— Exercise —
Each of the entries should be retyped precisely as it appears.

--- Start of Records provided ---

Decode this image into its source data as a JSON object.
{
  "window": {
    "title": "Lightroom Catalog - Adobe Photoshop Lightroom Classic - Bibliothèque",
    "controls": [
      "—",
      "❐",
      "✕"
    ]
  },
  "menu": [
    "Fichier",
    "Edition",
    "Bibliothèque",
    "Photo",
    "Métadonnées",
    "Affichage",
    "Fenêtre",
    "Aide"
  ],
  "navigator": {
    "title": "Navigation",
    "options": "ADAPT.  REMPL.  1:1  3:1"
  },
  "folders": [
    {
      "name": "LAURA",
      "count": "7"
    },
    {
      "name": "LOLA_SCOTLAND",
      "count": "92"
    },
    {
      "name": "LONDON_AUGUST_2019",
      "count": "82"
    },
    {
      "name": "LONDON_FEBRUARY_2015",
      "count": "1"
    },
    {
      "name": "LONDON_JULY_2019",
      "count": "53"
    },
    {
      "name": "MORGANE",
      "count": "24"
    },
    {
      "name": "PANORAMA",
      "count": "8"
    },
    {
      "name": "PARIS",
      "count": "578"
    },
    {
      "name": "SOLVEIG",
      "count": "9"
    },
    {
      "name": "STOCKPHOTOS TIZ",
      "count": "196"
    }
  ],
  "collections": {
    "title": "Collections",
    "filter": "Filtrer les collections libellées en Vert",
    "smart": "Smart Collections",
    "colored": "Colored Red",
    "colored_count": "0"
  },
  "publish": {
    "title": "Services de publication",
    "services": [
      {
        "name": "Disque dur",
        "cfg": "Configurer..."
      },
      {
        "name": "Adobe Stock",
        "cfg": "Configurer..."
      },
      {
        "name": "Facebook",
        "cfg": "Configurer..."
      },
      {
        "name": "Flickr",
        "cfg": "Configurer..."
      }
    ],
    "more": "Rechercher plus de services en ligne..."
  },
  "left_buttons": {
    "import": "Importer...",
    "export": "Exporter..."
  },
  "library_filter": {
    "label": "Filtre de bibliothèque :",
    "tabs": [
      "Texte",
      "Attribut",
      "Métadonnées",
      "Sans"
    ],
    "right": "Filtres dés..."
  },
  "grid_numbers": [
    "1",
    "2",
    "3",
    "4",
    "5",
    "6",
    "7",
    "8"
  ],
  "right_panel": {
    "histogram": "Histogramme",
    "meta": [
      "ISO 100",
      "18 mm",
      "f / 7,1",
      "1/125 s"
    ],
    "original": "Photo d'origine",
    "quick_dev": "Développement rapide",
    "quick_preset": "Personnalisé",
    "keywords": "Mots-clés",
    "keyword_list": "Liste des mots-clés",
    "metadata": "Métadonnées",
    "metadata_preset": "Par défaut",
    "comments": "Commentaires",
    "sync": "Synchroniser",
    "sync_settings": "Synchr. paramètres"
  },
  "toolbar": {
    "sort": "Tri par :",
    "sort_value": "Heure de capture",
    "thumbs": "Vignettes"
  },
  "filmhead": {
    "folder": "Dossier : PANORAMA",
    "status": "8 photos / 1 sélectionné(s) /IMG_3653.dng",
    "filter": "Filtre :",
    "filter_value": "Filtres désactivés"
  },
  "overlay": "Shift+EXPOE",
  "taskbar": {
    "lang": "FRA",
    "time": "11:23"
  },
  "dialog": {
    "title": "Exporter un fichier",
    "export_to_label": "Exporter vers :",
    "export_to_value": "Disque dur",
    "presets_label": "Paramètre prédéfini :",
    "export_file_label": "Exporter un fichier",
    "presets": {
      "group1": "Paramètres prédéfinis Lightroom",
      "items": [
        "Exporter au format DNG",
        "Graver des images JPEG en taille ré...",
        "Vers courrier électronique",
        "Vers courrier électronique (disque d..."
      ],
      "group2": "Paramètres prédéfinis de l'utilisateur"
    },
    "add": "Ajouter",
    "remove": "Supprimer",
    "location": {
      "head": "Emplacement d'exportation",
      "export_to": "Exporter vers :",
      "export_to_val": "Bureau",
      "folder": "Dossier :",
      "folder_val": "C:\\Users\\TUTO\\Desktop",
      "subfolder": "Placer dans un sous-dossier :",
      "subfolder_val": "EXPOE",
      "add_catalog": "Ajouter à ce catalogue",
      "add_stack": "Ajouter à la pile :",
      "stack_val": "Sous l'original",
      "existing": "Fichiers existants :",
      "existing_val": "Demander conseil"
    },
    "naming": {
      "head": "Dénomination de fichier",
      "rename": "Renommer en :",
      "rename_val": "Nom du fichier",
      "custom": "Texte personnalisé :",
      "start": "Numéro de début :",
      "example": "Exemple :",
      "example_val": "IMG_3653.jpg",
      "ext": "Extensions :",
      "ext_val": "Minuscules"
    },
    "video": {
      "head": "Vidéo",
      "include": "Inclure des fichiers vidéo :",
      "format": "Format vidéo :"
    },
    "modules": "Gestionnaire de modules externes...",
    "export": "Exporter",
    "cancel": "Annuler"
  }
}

--- End of Records provided ---

— Result of this exercise —
Decode this image into its source data as a JSON object.
{
  "window": {
    "title": "Lightroom Catalog - Adobe Photoshop Lightroom Classic - Bibliothèque",
    "controls": [
      "—",
      "❐",
      "✕"
    ]
  },
  "menu": [
    "Fichier",
    "Edition",
    "Bibliothèque",
    "Photo",
    "Métadonnées",
    "Affichage",
    "Fenêtre",
    "Aide"
  ],
  "navigator": {
    "title": "Navigation",
    "options": "ADAPT.  REMPL.  1:1  3:1"
  },
  "folders": [
    {
      "name": "LAURA",
      "count": "7"
    },
    {
      "name": "LOLA_SCOTLAND",
      "count": "92"
    },
    {
      "name": "LONDON_AUGUST_2019",
      "count": "82"
    },
    {
      "name": "LONDON_FEBRUARY_2015",
      "count": "1"
    },
    {
      "name": "LONDON_JULY_2019",
      "count": "53"
    },
    {
      "name": "MORGANE",
      "count": "24"
    },
    {
      "name": "PANORAMA",
      "count": "8"
    },
    {
      "name": "PARIS",
      "count": "578"
    },
    {
      "name": "SOLVEIG",
      "count": "9"
    },
    {
      "name": "STOCKPHOTOS TIZ",
      "count": "196"
    }
  ],
  "collections": {
    "title": "Collections",
    "filter": "Filtrer les collections libellées en Vert",
    "smart": "Smart Collections",
    "colored": "Colored Red",
    "colored_count": "0"
  },
  "publish": {
    "title": "Services de publication",
    "services": [
      {
        "name": "Disque dur",
        "cfg": "Configurer..."
      },
      {
        "name": "Adobe Stock",
        "cfg": "Configurer..."
      },
      {
        "name": "Facebook",
        "cfg": "Configurer..."
      },
      {
        "name": "Flickr",
        "cfg": "Configurer..."
      }
    ],
    "more": "Rechercher plus de services en ligne..."
  },
  "left_buttons": {
    "import": "Importer...",
    "export": "Exporter..."
  },
  "library_filter": {
    "label": "Filtre de bibliothèque :",
    "tabs": [
      "Texte",
      "Attribut",
      "Métadonnées",
      "Sans"
    ],
    "right": "Filtres dés..."
  },
  "grid_numbers": [
    "1",
    "2",
    "3",
    "4",
    "5",
    "6",
    "7",
    "8"
  ],
  "right_panel": {
    "histogram": "Histogramme",
    "meta": [
      "ISO 100",
      "18 mm",
      "f / 7,1",
      "1/125 s"
    ],
    "original": "Photo d'origine",
    "quick_dev": "Développement rapide",
    "quick_preset": "Personnalisé",
    "keywords": "Mots-clés",
    "keyword_list": "Liste des mots-clés",
    "metadata": "Métadonnées",
    "metadata_preset": "Par défaut",
    "comments": "Commentaires",
    "sync": "Synchroniser",
    "sync_settings": "Synchr. paramètres"
  },
  "toolbar": {
    "sort": "Tri par :",
    "sort_value": "Heure de capture",
    "thumbs": "Vignettes"
  },
  "filmhead": {
    "folder": "Dossier : PANORAMA",
    "status": "8 photos / 1 sélectionné(s) /IMG_3653.dng",
    "filter": "Filtre :",
    "filter_value": "Filtres désactivés"
  },
  "overlay": "Shift+EXPOE",
  "taskbar": {
    "lang": "FRA",
    "time": "11:23"
  },
  "dialog": {
    "title": "Exporter un fichier",
    "export_to_label": "Exporter vers :",
    "export_to_value": "Disque dur",
    "presets_label": "Paramètre prédéfini :",
    "export_file_label": "Exporter un fichier",
    "presets": {
      "group1": "Paramètres prédéfinis Lightroom",
      "items": [
        "Exporter au format DNG",
        "Graver des images JPEG en taille ré...",
        "Vers courrier électronique",
        "Vers courrier électronique (disque d..."
      ],
      "group2": "Paramètres prédéfinis de l'utilisateur"
    },
    "add": "Ajouter",
    "remove": "Supprimer",
    "location": {
      "head": "Emplacement d'exportation",
      "export_to": "Exporter vers :",
      "export_to_val": "Bureau",
      "folder": "Dossier :",
      "folder_val": "C:\\Users\\TUTO\\Desktop",
      "subfolder": "Placer dans un sous-dossier :",
      "subfolder_val": "EXPOE",
      "add_catalog": "Ajouter à ce catalogue",
      "add_stack": "Ajouter à la pile :",
      "stack_val": "Sous l'original",
      "existing": "Fichiers existants :",
      "existing_val": "Demander conseil"
    },
    "naming": {
      "head": "Dénomination de fichier",
      "rename": "Renommer en :",
      "rename_val": "Nom du fichier",
      "custom": "Texte personnalisé :",
      "start": "Numéro de début :",
      "example": "Exemple :",
      "example_val": "IMG_3653.jpg",
      "ext": "Extensions :",
      "ext_val": "Minuscules"
    },
    "video": {
      "head": "Vidéo",
      "include": "Inclure des fichiers vidéo :",
      "format": "Format vidéo :"
    },
    "modules": "Gestionnaire de modules externes...",
    "export": "Exporter",
    "cancel": "Annuler"
  }
}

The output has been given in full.